▸ Given task:
Write out again only the lines running from the one that contains "Extract the structured" to the end of the records below, including both the first and the last.

▸ Task inputs:
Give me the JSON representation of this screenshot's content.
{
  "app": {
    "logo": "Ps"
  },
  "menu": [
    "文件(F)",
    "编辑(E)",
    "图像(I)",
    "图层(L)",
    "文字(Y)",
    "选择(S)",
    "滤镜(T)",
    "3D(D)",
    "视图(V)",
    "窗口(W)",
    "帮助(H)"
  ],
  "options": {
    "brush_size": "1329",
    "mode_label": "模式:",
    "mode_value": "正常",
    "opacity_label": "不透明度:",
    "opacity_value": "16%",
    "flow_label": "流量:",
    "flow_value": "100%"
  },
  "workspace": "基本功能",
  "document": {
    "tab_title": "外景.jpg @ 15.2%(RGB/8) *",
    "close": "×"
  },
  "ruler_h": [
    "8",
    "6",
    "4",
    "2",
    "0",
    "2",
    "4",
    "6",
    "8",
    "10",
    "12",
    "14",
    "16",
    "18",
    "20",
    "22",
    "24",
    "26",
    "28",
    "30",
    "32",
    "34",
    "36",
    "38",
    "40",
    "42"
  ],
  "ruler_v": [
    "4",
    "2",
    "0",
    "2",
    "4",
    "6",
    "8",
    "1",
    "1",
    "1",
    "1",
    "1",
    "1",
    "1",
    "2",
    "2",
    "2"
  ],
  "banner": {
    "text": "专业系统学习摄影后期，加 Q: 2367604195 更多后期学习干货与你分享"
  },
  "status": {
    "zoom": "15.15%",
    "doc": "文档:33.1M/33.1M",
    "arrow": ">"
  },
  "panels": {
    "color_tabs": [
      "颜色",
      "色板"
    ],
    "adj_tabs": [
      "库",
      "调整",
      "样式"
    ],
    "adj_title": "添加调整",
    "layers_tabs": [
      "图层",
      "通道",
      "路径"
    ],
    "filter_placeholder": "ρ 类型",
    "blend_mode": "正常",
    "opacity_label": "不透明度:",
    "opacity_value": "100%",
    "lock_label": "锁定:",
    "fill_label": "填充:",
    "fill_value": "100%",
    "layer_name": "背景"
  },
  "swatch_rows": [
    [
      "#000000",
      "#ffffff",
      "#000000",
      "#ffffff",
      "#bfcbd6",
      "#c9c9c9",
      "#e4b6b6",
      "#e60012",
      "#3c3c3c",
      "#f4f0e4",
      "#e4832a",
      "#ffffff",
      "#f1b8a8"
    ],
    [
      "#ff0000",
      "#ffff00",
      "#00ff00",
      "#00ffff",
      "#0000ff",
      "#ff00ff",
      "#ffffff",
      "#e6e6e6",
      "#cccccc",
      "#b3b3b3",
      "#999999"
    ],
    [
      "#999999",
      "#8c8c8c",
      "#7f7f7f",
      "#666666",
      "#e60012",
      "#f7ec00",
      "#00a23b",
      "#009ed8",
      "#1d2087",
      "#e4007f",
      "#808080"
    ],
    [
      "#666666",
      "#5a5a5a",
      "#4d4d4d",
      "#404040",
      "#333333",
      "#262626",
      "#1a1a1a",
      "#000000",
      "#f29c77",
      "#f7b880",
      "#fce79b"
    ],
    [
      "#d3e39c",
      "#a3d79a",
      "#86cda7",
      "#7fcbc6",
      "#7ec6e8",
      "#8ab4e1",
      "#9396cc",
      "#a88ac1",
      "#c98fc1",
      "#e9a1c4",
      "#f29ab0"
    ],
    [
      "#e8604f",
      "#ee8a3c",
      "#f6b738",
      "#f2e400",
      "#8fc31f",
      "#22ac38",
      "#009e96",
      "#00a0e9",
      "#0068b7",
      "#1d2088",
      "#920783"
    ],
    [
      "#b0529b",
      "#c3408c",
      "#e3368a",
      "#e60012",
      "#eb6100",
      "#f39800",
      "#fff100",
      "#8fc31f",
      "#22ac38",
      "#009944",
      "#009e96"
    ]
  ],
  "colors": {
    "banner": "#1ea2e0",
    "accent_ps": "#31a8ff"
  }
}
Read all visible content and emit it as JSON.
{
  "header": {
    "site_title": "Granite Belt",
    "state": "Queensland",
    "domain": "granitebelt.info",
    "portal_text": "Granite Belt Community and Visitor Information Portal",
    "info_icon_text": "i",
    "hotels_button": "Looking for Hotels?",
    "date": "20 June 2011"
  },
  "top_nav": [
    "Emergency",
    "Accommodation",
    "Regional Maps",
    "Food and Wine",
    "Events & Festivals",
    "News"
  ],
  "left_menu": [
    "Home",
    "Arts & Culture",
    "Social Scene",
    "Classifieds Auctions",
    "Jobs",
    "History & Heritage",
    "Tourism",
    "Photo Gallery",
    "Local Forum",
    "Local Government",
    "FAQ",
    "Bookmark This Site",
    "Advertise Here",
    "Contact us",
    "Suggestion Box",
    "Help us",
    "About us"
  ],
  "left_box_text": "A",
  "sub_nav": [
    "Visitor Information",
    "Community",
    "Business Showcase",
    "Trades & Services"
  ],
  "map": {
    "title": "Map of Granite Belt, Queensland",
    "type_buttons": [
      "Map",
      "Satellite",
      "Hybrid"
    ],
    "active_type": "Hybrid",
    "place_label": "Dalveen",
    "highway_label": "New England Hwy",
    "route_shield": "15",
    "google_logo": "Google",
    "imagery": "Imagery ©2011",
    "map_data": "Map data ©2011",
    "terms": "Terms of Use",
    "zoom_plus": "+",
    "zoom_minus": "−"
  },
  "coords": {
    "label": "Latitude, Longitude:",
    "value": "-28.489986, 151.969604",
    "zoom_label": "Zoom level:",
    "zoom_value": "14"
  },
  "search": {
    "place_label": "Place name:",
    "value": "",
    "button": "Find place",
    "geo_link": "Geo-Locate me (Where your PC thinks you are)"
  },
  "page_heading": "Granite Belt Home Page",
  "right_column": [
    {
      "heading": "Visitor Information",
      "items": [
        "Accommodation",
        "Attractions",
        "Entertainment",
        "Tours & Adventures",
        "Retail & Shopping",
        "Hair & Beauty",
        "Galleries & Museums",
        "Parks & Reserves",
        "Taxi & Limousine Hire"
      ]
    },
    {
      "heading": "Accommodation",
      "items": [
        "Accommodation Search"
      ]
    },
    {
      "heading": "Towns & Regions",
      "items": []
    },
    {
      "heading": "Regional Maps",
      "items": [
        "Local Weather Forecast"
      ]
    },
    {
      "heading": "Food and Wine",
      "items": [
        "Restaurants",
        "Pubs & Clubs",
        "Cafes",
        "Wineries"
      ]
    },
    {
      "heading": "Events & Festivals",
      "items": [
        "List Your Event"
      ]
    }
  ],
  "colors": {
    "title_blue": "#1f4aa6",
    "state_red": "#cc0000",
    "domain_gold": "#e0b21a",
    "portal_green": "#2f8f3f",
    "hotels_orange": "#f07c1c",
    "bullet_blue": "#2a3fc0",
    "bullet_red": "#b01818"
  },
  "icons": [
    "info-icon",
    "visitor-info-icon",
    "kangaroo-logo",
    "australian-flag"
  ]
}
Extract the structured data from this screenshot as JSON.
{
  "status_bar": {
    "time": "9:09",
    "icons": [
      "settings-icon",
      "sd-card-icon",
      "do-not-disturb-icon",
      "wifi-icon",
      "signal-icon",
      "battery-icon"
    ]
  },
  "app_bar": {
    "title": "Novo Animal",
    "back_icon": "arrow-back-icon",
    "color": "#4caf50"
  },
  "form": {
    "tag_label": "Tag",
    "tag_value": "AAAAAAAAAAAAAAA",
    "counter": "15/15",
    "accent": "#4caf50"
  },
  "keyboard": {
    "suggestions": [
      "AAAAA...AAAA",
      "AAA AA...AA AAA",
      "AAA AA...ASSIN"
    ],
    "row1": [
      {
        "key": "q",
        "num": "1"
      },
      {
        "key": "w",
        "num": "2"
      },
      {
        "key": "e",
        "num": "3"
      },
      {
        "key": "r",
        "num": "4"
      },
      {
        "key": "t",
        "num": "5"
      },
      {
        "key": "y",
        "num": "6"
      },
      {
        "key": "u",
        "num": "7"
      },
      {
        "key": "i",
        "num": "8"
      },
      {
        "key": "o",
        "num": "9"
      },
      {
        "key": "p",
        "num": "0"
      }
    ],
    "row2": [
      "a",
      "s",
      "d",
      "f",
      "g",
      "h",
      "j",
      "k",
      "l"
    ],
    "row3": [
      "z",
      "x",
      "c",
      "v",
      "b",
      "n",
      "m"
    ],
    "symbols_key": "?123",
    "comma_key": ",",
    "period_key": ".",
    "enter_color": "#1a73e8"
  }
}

▸ Written reply:
Extract the structured data from this screenshot as JSON.
{
  "status_bar": {
    "time": "9:09",
    "icons": [
      "settings-icon",
      "sd-card-icon",
      "do-not-disturb-icon",
      "wifi-icon",
      "signal-icon",
      "battery-icon"
    ]
  },
  "app_bar": {
    "title": "Novo Animal",
    "back_icon": "arrow-back-icon",
    "color": "#4caf50"
  },
  "form": {
    "tag_label": "Tag",
    "tag_value": "AAAAAAAAAAAAAAA",
    "counter": "15/15",
    "accent": "#4caf50"
  },
  "keyboard": {
    "suggestions": [
      "AAAAA...AAAA",
      "AAA AA...AA AAA",
      "AAA AA...ASSIN"
    ],
    "row1": [
      {
        "key": "q",
        "num": "1"
      },
      {
        "key": "w",
        "num": "2"
      },
      {
        "key": "e",
        "num": "3"
      },
      {
        "key": "r",
        "num": "4"
      },
      {
        "key": "t",
        "num": "5"
      },
      {
        "key": "y",
        "num": "6"
      },
      {
        "key": "u",
        "num": "7"
      },
      {
        "key": "i",
        "num": "8"
      },
      {
        "key": "o",
        "num": "9"
      },
      {
        "key": "p",
        "num": "0"
      }
    ],
    "row2": [
      "a",
      "s",
      "d",
      "f",
      "g",
      "h",
      "j",
      "k",
      "l"
    ],
    "row3": [
      "z",
      "x",
      "c",
      "v",
      "b",
      "n",
      "m"
    ],
    "symbols_key": "?123",
    "comma_key": ",",
    "period_key": ".",
    "enter_color": "#1a73e8"
  }
}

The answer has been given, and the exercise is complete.